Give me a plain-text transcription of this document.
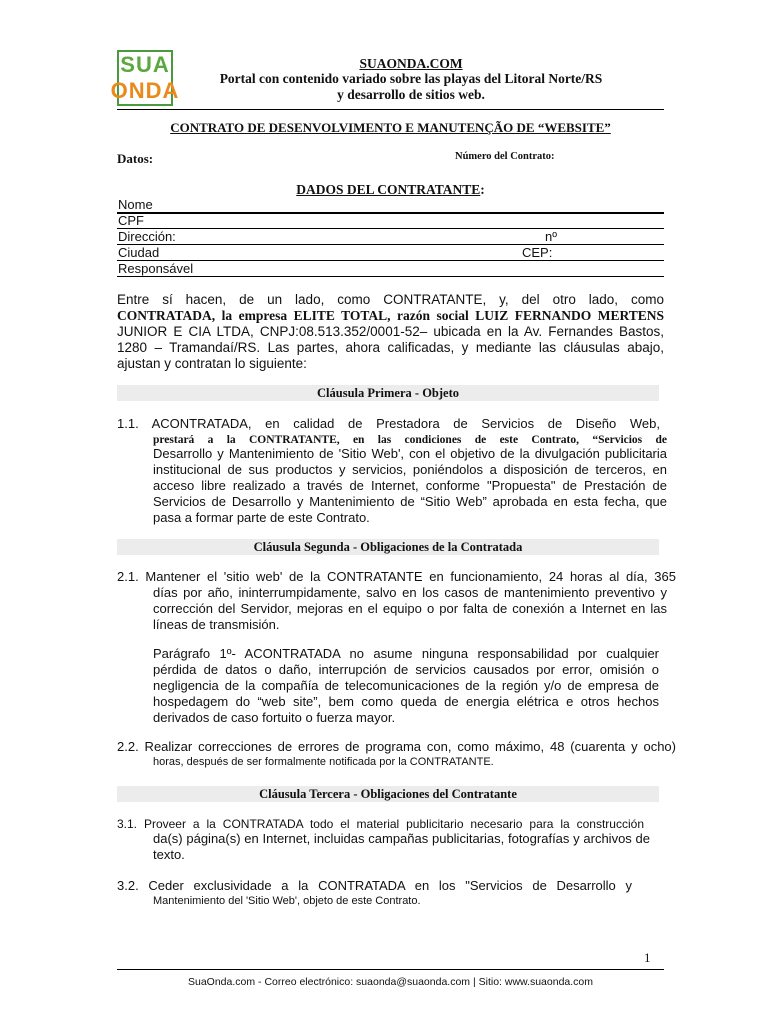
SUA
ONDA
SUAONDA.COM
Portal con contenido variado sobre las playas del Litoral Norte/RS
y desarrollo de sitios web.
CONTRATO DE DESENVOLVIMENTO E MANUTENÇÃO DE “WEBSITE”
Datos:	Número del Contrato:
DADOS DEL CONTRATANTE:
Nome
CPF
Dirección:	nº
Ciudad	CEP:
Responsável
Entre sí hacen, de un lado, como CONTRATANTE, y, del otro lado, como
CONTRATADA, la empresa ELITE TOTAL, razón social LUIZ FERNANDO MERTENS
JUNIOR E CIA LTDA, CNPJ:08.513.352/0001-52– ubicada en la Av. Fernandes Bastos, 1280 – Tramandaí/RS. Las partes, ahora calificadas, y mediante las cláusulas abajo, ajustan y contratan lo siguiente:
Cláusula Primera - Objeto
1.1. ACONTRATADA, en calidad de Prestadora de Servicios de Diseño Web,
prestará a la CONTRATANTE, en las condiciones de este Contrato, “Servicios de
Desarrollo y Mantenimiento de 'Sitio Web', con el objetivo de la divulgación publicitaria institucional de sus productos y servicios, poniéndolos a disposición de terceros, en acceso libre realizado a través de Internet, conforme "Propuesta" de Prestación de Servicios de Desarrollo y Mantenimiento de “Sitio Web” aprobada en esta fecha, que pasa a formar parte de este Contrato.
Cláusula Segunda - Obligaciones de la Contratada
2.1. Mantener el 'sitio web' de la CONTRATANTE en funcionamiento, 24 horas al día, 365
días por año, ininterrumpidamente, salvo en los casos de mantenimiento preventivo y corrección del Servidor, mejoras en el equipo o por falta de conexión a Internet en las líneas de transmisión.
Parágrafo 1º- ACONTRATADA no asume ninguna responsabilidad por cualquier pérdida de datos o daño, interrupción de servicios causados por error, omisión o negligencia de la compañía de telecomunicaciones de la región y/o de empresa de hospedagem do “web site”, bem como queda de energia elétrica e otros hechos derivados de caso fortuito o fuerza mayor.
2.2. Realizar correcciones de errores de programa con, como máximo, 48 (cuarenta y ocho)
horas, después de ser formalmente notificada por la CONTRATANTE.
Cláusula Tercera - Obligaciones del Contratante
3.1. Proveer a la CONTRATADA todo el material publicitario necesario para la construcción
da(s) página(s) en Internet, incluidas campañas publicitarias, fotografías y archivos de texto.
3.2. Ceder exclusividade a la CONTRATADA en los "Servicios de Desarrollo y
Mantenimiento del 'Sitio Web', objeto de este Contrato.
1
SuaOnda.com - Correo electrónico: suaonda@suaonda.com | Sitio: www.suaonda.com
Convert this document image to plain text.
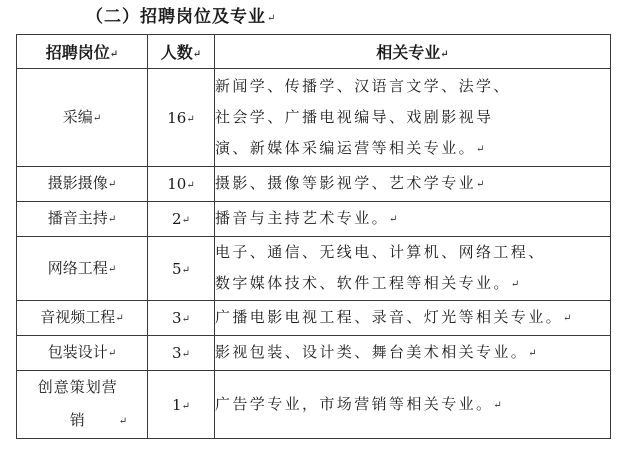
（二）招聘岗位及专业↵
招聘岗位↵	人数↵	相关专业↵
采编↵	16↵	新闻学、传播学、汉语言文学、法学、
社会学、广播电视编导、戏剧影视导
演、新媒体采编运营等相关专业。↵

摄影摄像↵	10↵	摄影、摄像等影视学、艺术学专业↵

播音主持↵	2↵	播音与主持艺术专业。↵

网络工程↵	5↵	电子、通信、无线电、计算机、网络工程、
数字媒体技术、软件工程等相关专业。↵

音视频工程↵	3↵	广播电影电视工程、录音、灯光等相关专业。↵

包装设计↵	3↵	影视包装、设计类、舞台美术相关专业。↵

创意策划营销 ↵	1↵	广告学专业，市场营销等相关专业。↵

= = = =

▶ [Given instruction]:
What you return should match the records above word for word, minus the pictures.

▶ [Solution for this problem]:
Give me a plain-text transcription of this document.
SUA
ONDA
SUAONDA.COM
Portal con contenido variado sobre las playas del Litoral Norte/RS
y desarrollo de sitios web.
CONTRATO DE DESENVOLVIMENTO E MANUTENÇÃO DE “WEBSITE”
Datos:	Número del Contrato:
DADOS DEL CONTRATANTE:
Nome
CPF
Dirección:	nº
Ciudad	CEP:
Responsável
Entre sí hacen, de un lado, como CONTRATANTE, y, del otro lado, como
CONTRATADA, la empresa ELITE TOTAL, razón social LUIZ FERNANDO MERTENS
JUNIOR E CIA LTDA, CNPJ:08.513.352/0001-52– ubicada en la Av. Fernandes Bastos, 1280 – Tramandaí/RS. Las partes, ahora calificadas, y mediante las cláusulas abajo, ajustan y contratan lo siguiente:
Cláusula Primera - Objeto
1.1. ACONTRATADA, en calidad de Prestadora de Servicios de Diseño Web,
prestará a la CONTRATANTE, en las condiciones de este Contrato, “Servicios de
Desarrollo y Mantenimiento de 'Sitio Web', con el objetivo de la divulgación publicitaria institucional de sus productos y servicios, poniéndolos a disposición de terceros, en acceso libre realizado a través de Internet, conforme "Propuesta" de Prestación de Servicios de Desarrollo y Mantenimiento de “Sitio Web” aprobada en esta fecha, que pasa a formar parte de este Contrato.
Cláusula Segunda - Obligaciones de la Contratada
2.1. Mantener el 'sitio web' de la CONTRATANTE en funcionamiento, 24 horas al día, 365
días por año, ininterrumpidamente, salvo en los casos de mantenimiento preventivo y corrección del Servidor, mejoras en el equipo o por falta de conexión a Internet en las líneas de transmisión.
Parágrafo 1º- ACONTRATADA no asume ninguna responsabilidad por cualquier pérdida de datos o daño, interrupción de servicios causados por error, omisión o negligencia de la compañía de telecomunicaciones de la región y/o de empresa de hospedagem do “web site”, bem como queda de energia elétrica e otros hechos derivados de caso fortuito o fuerza mayor.
2.2. Realizar correcciones de errores de programa con, como máximo, 48 (cuarenta y ocho)
horas, después de ser formalmente notificada por la CONTRATANTE.
Cláusula Tercera - Obligaciones del Contratante
3.1. Proveer a la CONTRATADA todo el material publicitario necesario para la construcción
da(s) página(s) en Internet, incluidas campañas publicitarias, fotografías y archivos de texto.
3.2. Ceder exclusividade a la CONTRATADA en los "Servicios de Desarrollo y
Mantenimiento del 'Sitio Web', objeto de este Contrato.
1
SuaOnda.com - Correo electrónico: suaonda@suaonda.com | Sitio: www.suaonda.com
Convert this document image to plain text.
（二）招聘岗位及专业↵
招聘岗位↵	人数↵	相关专业↵
采编↵	16↵	新闻学、传播学、汉语言文学、法学、
社会学、广播电视编导、戏剧影视导
演、新媒体采编运营等相关专业。↵

摄影摄像↵	10↵	摄影、摄像等影视学、艺术学专业↵

播音主持↵	2↵	播音与主持艺术专业。↵

网络工程↵	5↵	电子、通信、无线电、计算机、网络工程、
数字媒体技术、软件工程等相关专业。↵

音视频工程↵	3↵	广播电影电视工程、录音、灯光等相关专业。↵

包装设计↵	3↵	影视包装、设计类、舞台美术相关专业。↵

创意策划营销 ↵	1↵	广告学专业，市场营销等相关专业。↵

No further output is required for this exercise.